Stored data entries

==================================================

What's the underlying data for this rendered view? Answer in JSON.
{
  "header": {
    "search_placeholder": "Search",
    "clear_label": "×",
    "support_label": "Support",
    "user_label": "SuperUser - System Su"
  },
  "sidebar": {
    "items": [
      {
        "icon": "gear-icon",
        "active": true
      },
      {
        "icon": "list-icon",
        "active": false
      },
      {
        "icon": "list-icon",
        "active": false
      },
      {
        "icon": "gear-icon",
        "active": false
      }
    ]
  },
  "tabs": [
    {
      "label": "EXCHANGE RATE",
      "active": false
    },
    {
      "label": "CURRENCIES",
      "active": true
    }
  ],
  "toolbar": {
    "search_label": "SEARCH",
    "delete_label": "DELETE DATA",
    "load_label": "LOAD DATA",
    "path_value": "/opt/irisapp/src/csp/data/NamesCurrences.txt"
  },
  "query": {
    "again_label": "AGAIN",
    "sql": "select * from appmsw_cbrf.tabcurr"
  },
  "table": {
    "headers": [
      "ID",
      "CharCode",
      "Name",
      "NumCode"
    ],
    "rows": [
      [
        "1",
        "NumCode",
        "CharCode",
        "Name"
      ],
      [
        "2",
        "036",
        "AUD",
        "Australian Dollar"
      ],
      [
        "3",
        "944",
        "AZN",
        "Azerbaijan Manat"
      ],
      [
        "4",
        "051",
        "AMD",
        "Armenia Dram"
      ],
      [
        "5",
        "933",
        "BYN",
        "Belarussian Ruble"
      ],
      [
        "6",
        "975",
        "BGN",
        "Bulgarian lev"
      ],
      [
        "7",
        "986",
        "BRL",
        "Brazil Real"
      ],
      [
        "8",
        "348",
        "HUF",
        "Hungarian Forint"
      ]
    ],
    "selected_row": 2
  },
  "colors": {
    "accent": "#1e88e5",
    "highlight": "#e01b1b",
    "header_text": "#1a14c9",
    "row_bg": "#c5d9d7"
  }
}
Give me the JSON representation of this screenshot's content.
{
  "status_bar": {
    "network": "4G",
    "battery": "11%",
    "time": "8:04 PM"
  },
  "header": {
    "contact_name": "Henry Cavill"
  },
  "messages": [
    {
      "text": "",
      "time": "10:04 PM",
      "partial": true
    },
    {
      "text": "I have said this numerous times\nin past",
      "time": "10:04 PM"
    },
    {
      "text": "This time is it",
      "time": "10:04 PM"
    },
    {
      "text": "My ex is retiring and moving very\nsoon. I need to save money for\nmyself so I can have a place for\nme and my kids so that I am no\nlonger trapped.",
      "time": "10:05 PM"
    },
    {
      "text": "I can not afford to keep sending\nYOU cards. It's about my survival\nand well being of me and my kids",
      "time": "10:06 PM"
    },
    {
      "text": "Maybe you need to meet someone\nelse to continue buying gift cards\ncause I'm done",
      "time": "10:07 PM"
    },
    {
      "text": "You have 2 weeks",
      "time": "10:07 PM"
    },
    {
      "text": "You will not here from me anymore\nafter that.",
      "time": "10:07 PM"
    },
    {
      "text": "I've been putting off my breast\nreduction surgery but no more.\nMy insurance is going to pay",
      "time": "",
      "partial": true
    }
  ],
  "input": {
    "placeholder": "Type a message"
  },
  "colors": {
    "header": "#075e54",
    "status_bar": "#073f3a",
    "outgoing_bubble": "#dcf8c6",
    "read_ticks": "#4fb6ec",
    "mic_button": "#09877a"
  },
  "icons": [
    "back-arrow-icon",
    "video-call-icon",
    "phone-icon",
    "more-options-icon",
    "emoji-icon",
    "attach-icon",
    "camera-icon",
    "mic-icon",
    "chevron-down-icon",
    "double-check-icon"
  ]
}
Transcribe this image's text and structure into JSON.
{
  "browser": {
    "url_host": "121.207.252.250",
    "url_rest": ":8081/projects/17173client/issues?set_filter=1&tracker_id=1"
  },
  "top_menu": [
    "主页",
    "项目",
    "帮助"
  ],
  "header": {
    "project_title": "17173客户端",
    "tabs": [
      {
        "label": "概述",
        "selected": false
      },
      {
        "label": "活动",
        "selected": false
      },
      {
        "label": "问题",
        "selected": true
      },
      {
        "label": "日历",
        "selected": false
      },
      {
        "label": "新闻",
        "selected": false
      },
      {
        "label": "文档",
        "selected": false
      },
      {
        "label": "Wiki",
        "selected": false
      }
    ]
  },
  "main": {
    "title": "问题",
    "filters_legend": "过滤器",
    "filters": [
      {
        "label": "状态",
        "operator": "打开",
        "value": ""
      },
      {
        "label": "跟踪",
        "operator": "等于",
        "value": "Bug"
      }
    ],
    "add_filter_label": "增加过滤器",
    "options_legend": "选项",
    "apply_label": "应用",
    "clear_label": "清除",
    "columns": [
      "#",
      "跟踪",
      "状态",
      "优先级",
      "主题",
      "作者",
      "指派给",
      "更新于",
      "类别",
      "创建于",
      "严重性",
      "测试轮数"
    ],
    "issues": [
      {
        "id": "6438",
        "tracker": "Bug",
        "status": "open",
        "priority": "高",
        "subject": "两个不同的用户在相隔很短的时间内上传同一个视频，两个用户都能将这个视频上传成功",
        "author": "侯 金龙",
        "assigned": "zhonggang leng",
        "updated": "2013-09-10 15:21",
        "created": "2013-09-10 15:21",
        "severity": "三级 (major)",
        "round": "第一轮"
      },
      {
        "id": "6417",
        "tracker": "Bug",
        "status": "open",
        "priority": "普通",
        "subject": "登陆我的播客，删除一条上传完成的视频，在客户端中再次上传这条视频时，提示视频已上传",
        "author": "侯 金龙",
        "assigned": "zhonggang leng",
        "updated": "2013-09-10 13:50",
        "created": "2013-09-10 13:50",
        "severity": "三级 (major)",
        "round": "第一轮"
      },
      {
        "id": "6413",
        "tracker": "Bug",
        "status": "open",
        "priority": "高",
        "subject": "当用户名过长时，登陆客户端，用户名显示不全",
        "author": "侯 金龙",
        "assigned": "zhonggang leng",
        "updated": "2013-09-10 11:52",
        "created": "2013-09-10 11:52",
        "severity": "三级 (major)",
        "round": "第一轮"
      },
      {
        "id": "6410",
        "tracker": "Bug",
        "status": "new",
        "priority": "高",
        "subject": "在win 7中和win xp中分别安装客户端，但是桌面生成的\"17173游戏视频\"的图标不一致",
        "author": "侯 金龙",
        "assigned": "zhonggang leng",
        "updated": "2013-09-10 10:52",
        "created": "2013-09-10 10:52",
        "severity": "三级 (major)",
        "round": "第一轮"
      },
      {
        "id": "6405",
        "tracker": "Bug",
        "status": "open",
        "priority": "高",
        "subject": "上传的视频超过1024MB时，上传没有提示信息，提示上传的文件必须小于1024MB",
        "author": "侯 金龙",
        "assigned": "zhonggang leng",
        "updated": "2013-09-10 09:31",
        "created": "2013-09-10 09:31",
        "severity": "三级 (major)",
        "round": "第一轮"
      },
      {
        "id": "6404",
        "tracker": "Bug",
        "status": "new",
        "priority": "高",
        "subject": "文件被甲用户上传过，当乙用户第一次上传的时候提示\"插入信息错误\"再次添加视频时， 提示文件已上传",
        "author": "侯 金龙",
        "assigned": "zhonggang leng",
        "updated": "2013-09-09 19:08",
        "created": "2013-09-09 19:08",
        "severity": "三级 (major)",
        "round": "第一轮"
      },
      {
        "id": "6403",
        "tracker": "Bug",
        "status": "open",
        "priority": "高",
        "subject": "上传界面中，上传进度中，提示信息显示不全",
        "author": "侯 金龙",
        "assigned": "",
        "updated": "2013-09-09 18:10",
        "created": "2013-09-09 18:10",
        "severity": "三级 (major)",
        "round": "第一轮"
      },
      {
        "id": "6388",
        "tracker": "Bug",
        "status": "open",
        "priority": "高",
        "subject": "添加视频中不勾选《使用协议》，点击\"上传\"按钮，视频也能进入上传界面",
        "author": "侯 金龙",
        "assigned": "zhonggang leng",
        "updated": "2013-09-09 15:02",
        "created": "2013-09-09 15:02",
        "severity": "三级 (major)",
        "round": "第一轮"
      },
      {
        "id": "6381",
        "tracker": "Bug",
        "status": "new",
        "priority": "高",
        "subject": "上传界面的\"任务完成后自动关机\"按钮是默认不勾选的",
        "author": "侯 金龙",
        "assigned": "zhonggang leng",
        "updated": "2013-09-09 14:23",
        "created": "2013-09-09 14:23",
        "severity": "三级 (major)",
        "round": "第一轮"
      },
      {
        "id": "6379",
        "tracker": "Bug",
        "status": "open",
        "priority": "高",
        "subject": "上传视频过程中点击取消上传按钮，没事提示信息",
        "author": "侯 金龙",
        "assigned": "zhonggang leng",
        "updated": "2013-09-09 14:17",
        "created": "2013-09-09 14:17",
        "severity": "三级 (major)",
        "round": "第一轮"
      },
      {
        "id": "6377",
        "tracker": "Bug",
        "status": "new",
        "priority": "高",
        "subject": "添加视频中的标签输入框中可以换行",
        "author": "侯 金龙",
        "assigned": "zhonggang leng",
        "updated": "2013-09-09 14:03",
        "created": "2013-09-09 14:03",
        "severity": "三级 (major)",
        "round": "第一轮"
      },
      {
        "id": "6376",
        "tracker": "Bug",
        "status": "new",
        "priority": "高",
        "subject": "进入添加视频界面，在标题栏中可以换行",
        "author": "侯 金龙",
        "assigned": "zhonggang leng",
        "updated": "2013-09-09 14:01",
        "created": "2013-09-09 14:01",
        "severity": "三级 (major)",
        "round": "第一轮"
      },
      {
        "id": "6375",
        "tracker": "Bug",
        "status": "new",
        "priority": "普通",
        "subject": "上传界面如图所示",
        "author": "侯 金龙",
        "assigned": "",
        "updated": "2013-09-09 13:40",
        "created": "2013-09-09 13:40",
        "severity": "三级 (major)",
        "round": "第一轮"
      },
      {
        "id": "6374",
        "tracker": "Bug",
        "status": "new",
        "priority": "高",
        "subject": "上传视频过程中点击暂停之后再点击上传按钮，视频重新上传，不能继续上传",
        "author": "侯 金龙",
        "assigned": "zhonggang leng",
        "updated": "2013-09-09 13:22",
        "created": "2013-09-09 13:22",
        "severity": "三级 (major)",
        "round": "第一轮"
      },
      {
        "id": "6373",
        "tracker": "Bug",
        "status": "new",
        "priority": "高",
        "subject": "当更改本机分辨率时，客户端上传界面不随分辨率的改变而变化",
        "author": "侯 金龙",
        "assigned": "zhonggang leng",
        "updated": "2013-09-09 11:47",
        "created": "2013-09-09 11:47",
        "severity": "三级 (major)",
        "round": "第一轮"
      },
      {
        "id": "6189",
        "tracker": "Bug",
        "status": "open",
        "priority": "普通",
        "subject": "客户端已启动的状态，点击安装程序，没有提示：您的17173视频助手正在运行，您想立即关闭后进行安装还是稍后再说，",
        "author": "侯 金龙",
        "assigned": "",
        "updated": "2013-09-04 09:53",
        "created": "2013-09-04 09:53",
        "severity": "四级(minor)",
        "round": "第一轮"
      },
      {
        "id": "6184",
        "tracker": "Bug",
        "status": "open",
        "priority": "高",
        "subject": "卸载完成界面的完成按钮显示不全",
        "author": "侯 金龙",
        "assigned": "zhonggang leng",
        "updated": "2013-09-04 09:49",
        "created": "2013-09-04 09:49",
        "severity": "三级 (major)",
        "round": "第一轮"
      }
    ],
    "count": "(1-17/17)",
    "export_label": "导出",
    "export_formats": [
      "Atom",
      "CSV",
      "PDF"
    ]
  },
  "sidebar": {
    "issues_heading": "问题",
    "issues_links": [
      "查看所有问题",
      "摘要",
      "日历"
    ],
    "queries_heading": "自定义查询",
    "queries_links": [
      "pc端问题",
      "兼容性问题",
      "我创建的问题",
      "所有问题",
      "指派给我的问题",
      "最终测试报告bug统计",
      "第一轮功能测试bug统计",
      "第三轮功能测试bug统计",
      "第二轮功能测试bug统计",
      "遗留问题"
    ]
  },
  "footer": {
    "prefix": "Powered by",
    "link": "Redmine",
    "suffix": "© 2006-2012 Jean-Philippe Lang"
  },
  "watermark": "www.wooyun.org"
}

==================================================

=== EXERCISE ===
Pick out each line above that includes "kids" and show it.

=== EXERCISE RESULT ===
      "text": "My ex is retiring and moving very\nsoon. I need to save money for\nmyself so I can have a place for\nme and my kids so that I am no\nlonger trapped.",
      "text": "I can not afford to keep sending\nYOU cards. It's about my survival\nand well being of me and my kids",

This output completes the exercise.